* Work to complete
The records below are split into lines. How many of those lines contain the string "Organización"? Reply with the number only.

* Stored records

===

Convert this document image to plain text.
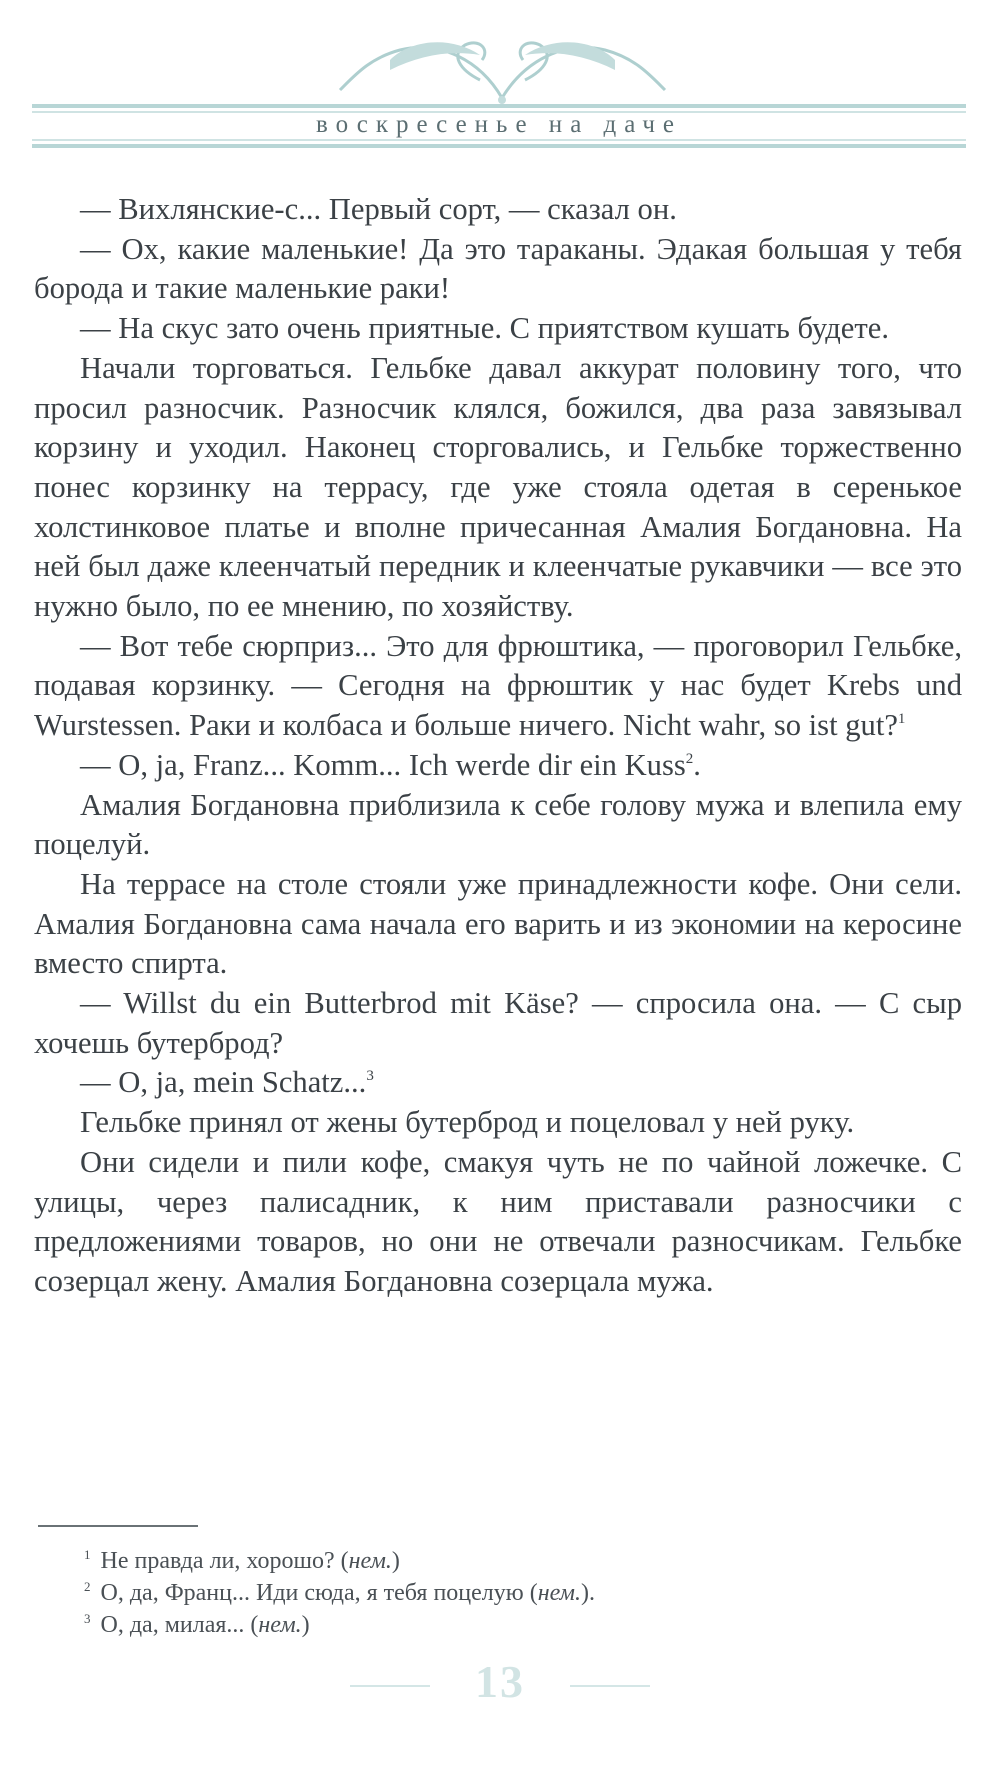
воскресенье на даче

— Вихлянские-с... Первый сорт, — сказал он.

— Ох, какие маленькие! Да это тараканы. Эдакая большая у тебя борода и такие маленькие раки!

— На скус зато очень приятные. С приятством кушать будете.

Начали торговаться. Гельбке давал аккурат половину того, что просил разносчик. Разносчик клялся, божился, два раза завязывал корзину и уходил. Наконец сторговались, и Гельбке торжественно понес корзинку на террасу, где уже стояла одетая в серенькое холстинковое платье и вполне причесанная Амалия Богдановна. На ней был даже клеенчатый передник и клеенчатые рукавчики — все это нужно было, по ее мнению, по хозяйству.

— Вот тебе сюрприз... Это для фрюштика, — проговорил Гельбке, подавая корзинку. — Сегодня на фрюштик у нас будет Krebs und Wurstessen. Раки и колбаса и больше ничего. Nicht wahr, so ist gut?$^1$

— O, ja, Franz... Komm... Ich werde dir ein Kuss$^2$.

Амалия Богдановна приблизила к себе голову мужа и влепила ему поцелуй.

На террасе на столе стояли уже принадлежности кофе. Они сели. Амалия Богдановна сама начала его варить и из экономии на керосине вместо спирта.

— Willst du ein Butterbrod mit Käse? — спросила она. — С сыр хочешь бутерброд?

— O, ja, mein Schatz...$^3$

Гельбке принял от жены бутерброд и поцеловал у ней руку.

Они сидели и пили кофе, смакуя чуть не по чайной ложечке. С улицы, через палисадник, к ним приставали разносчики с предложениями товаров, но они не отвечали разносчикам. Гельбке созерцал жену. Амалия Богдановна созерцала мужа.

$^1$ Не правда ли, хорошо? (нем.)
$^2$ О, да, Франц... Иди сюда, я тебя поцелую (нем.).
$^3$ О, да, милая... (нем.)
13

===

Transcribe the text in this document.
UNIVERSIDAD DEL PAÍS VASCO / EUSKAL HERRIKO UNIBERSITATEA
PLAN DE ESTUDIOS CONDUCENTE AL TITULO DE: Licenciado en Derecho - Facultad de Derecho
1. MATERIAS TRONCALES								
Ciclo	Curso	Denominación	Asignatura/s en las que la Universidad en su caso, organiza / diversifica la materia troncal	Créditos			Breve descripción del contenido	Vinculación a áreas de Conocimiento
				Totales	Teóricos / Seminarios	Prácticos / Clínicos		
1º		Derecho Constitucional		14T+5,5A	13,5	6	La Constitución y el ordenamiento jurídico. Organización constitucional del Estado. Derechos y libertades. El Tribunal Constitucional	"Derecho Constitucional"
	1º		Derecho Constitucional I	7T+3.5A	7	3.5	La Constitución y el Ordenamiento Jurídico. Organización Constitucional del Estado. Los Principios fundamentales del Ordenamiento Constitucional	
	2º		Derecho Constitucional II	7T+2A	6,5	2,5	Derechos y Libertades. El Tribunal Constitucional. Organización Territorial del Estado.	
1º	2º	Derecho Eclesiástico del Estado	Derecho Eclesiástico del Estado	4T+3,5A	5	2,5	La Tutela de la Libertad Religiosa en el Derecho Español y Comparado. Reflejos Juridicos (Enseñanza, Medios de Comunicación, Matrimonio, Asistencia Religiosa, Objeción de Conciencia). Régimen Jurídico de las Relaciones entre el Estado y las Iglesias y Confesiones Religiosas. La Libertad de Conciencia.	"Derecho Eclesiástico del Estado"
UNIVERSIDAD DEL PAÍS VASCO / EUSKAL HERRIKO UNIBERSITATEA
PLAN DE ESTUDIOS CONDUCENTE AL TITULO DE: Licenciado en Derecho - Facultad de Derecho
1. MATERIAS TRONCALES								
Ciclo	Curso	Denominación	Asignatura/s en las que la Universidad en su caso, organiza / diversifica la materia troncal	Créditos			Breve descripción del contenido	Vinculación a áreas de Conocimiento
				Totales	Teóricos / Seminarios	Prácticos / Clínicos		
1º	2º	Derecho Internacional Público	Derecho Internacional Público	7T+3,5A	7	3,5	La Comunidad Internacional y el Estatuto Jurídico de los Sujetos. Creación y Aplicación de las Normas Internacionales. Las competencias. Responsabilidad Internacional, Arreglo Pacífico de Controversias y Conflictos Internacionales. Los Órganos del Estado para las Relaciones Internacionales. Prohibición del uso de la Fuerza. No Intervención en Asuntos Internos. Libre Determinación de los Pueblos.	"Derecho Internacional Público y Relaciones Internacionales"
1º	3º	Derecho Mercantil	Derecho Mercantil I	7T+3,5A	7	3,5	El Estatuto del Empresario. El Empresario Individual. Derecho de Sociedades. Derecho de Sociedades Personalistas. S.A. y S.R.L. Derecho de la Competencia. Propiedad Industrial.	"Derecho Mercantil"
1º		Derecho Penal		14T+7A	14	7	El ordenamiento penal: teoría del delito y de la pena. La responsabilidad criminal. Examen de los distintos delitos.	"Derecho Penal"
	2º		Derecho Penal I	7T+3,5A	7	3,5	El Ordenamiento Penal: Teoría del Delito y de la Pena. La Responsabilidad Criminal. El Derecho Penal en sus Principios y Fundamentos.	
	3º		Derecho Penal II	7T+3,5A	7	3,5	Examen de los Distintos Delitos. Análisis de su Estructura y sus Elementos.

===

* Problem solution
3